# Dataset rows
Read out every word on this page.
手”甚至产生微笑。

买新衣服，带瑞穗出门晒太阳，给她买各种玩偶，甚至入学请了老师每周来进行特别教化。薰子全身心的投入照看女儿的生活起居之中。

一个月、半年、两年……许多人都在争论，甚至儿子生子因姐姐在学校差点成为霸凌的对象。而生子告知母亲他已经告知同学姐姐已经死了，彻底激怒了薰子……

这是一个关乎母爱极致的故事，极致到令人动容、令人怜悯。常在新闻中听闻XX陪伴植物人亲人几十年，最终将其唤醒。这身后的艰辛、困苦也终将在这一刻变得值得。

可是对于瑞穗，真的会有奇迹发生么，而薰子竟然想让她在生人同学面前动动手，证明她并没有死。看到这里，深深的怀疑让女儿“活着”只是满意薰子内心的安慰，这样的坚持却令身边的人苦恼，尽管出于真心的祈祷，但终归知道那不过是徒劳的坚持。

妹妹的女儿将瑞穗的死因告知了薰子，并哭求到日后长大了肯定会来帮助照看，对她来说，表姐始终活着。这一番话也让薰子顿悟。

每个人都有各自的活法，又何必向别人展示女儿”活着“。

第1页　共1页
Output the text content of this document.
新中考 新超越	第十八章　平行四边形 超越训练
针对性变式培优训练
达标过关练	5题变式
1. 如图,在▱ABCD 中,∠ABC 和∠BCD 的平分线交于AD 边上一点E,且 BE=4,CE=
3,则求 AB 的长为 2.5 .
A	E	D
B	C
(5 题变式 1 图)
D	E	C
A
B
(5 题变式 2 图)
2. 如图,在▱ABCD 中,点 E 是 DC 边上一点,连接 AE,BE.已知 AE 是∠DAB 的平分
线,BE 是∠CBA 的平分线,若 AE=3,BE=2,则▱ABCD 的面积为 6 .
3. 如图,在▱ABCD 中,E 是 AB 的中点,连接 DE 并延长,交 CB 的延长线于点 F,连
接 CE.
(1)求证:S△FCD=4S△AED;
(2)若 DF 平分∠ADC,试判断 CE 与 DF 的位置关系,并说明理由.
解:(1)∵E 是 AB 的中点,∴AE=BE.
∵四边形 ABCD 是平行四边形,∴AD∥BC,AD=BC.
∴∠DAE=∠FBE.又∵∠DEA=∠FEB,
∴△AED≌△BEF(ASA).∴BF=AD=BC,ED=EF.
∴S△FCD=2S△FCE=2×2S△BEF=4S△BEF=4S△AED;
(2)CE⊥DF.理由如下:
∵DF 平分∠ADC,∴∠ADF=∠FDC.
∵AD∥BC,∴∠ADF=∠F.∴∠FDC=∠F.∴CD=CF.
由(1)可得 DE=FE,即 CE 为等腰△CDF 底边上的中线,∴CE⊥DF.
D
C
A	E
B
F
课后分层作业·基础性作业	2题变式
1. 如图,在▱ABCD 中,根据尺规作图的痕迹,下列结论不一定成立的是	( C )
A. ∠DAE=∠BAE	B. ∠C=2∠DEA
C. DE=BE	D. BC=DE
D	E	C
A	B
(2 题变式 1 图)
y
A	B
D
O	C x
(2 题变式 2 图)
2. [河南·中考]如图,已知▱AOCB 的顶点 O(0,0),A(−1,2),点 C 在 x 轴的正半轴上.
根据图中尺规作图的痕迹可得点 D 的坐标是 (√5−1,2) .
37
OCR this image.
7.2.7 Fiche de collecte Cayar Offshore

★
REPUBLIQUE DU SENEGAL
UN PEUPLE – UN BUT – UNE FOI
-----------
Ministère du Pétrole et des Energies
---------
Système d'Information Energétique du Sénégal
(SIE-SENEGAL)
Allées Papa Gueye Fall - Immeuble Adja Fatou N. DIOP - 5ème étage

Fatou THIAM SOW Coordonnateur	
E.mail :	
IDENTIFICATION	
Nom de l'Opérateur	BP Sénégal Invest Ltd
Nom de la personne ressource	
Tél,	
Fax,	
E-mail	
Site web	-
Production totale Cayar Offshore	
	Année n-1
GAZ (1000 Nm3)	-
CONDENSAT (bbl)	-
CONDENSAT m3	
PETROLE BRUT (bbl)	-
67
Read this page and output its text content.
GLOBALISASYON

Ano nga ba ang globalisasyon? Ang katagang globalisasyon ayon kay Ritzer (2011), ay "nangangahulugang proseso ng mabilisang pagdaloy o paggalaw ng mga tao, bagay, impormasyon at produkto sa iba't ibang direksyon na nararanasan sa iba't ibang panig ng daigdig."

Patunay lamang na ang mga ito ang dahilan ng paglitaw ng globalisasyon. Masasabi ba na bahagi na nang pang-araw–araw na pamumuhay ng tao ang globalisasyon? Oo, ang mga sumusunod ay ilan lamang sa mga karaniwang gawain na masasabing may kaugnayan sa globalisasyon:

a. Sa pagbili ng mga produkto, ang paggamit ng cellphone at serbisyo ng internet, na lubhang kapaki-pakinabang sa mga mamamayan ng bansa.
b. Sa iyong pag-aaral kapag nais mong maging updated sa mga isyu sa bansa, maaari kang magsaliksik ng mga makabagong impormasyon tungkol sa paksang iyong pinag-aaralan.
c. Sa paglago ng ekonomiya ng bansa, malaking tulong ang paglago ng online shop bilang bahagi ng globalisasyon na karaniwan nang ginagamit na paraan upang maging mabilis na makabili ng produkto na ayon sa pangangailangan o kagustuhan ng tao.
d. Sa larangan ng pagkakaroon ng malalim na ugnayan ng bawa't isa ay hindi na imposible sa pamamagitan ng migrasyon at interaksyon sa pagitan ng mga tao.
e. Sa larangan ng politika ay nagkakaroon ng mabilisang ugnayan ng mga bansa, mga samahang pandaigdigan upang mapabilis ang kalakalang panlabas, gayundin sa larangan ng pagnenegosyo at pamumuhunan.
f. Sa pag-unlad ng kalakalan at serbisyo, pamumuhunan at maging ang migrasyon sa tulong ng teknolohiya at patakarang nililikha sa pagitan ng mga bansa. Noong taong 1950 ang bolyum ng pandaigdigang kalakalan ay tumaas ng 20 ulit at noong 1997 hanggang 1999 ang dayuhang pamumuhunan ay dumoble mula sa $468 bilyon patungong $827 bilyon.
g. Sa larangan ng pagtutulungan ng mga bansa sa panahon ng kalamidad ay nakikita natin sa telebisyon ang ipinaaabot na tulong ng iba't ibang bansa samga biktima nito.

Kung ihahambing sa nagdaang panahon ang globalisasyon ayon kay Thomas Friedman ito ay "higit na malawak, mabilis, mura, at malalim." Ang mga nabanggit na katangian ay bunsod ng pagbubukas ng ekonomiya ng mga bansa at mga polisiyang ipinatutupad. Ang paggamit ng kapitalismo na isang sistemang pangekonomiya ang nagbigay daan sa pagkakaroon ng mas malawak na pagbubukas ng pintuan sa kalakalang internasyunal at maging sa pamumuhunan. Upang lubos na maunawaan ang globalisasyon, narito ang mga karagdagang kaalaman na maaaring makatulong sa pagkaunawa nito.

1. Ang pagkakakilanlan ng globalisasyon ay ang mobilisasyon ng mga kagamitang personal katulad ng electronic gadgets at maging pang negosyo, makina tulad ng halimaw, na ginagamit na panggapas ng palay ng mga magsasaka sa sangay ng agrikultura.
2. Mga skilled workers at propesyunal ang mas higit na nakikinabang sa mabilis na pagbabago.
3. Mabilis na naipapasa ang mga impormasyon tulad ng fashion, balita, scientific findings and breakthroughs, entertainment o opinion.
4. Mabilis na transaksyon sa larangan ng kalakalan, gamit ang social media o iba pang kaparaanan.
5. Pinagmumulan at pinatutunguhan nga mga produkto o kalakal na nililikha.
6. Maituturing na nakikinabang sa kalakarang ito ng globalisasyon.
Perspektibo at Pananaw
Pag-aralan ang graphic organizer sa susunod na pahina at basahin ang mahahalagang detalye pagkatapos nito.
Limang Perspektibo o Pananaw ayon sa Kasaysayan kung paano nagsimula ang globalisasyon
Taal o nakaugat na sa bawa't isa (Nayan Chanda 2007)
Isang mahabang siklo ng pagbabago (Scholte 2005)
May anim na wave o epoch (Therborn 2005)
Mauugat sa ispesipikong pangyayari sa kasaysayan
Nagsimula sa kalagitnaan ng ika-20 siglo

# Given request
Within the entries above, how many lines contain "Read"? Respond with the number only.

# Complete answer
2